_WHAT THIS TASK INVOLVES_
Output the full listing below exactly, without the pictures.

_EXERCISE MATERIAL_
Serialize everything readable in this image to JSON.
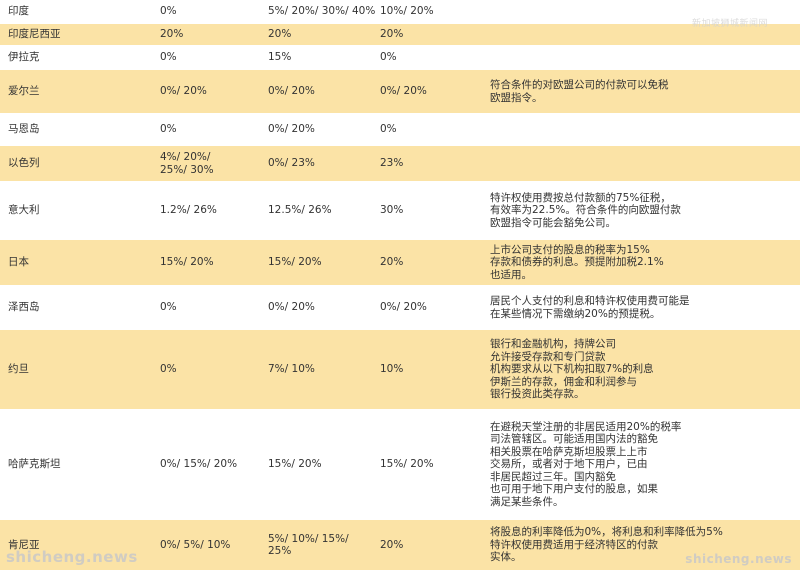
{
  "watermarks": {
    "top": "新加坡狮城新闻网",
    "bottom_left": "shicheng.news",
    "bottom_right": "shicheng.news"
  },
  "rows": [
    {
      "country": "印度",
      "dividend": "0%",
      "interest": "5%/ 20%/ 30%/ 40%",
      "royalty": "10%/ 20%",
      "note": ""
    },
    {
      "country": "印度尼西亚",
      "dividend": "20%",
      "interest": "20%",
      "royalty": "20%",
      "note": ""
    },
    {
      "country": "伊拉克",
      "dividend": "0%",
      "interest": "15%",
      "royalty": "0%",
      "note": ""
    },
    {
      "country": "爱尔兰",
      "dividend": "0%/ 20%",
      "interest": "0%/ 20%",
      "royalty": "0%/ 20%",
      "note": "符合条件的对欧盟公司的付款可以免税\n欧盟指令。"
    },
    {
      "country": "马恩岛",
      "dividend": "0%",
      "interest": "0%/ 20%",
      "royalty": "0%",
      "note": ""
    },
    {
      "country": "以色列",
      "dividend": "4%/ 20%/\n25%/ 30%",
      "interest": "0%/ 23%",
      "royalty": "23%",
      "note": ""
    },
    {
      "country": "意大利",
      "dividend": "1.2%/ 26%",
      "interest": "12.5%/ 26%",
      "royalty": "30%",
      "note": "特许权使用费按总付款额的75%征税，\n有效率为22.5%。符合条件的向欧盟付款\n欧盟指令可能会豁免公司。"
    },
    {
      "country": "日本",
      "dividend": "15%/ 20%",
      "interest": "15%/ 20%",
      "royalty": "20%",
      "note": "上市公司支付的股息的税率为15%\n存款和债券的利息。预提附加税2.1%\n也适用。"
    },
    {
      "country": "泽西岛",
      "dividend": "0%",
      "interest": "0%/ 20%",
      "royalty": "0%/ 20%",
      "note": "居民个人支付的利息和特许权使用费可能是\n在某些情况下需缴纳20%的预提税。"
    },
    {
      "country": "约旦",
      "dividend": "0%",
      "interest": "7%/ 10%",
      "royalty": "10%",
      "note": "银行和金融机构，持牌公司\n允许接受存款和专门贷款\n机构要求从以下机构扣取7%的利息\n伊斯兰的存款，佣金和利润参与\n银行投资此类存款。"
    },
    {
      "country": "哈萨克斯坦",
      "dividend": "0%/ 15%/ 20%",
      "interest": "15%/ 20%",
      "royalty": "15%/ 20%",
      "note": "在避税天堂注册的非居民适用20%的税率\n司法管辖区。可能适用国内法的豁免\n相关股票在哈萨克斯坦股票上上市\n交易所，或者对于地下用户，已由\n非居民超过三年。国内豁免\n也可用于地下用户支付的股息，如果\n满足某些条件。"
    },
    {
      "country": "肯尼亚",
      "dividend": "0%/ 5%/ 10%",
      "interest": "5%/ 10%/ 15%/\n25%",
      "royalty": "20%",
      "note": "将股息的利率降低为0%，将利息和利率降低为5%\n特许权使用费适用于经济特区的付款\n实体。"
    }
  ]
}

_EXERCISE SOLUTION_
Serialize everything readable in this image to JSON.
{
  "watermarks": {
    "top": "新加坡狮城新闻网",
    "bottom_left": "shicheng.news",
    "bottom_right": "shicheng.news"
  },
  "rows": [
    {
      "country": "印度",
      "dividend": "0%",
      "interest": "5%/ 20%/ 30%/ 40%",
      "royalty": "10%/ 20%",
      "note": ""
    },
    {
      "country": "印度尼西亚",
      "dividend": "20%",
      "interest": "20%",
      "royalty": "20%",
      "note": ""
    },
    {
      "country": "伊拉克",
      "dividend": "0%",
      "interest": "15%",
      "royalty": "0%",
      "note": ""
    },
    {
      "country": "爱尔兰",
      "dividend": "0%/ 20%",
      "interest": "0%/ 20%",
      "royalty": "0%/ 20%",
      "note": "符合条件的对欧盟公司的付款可以免税\n欧盟指令。"
    },
    {
      "country": "马恩岛",
      "dividend": "0%",
      "interest": "0%/ 20%",
      "royalty": "0%",
      "note": ""
    },
    {
      "country": "以色列",
      "dividend": "4%/ 20%/\n25%/ 30%",
      "interest": "0%/ 23%",
      "royalty": "23%",
      "note": ""
    },
    {
      "country": "意大利",
      "dividend": "1.2%/ 26%",
      "interest": "12.5%/ 26%",
      "royalty": "30%",
      "note": "特许权使用费按总付款额的75%征税，\n有效率为22.5%。符合条件的向欧盟付款\n欧盟指令可能会豁免公司。"
    },
    {
      "country": "日本",
      "dividend": "15%/ 20%",
      "interest": "15%/ 20%",
      "royalty": "20%",
      "note": "上市公司支付的股息的税率为15%\n存款和债券的利息。预提附加税2.1%\n也适用。"
    },
    {
      "country": "泽西岛",
      "dividend": "0%",
      "interest": "0%/ 20%",
      "royalty": "0%/ 20%",
      "note": "居民个人支付的利息和特许权使用费可能是\n在某些情况下需缴纳20%的预提税。"
    },
    {
      "country": "约旦",
      "dividend": "0%",
      "interest": "7%/ 10%",
      "royalty": "10%",
      "note": "银行和金融机构，持牌公司\n允许接受存款和专门贷款\n机构要求从以下机构扣取7%的利息\n伊斯兰的存款，佣金和利润参与\n银行投资此类存款。"
    },
    {
      "country": "哈萨克斯坦",
      "dividend": "0%/ 15%/ 20%",
      "interest": "15%/ 20%",
      "royalty": "15%/ 20%",
      "note": "在避税天堂注册的非居民适用20%的税率\n司法管辖区。可能适用国内法的豁免\n相关股票在哈萨克斯坦股票上上市\n交易所，或者对于地下用户，已由\n非居民超过三年。国内豁免\n也可用于地下用户支付的股息，如果\n满足某些条件。"
    },
    {
      "country": "肯尼亚",
      "dividend": "0%/ 5%/ 10%",
      "interest": "5%/ 10%/ 15%/\n25%",
      "royalty": "20%",
      "note": "将股息的利率降低为0%，将利息和利率降低为5%\n特许权使用费适用于经济特区的付款\n实体。"
    }
  ]
}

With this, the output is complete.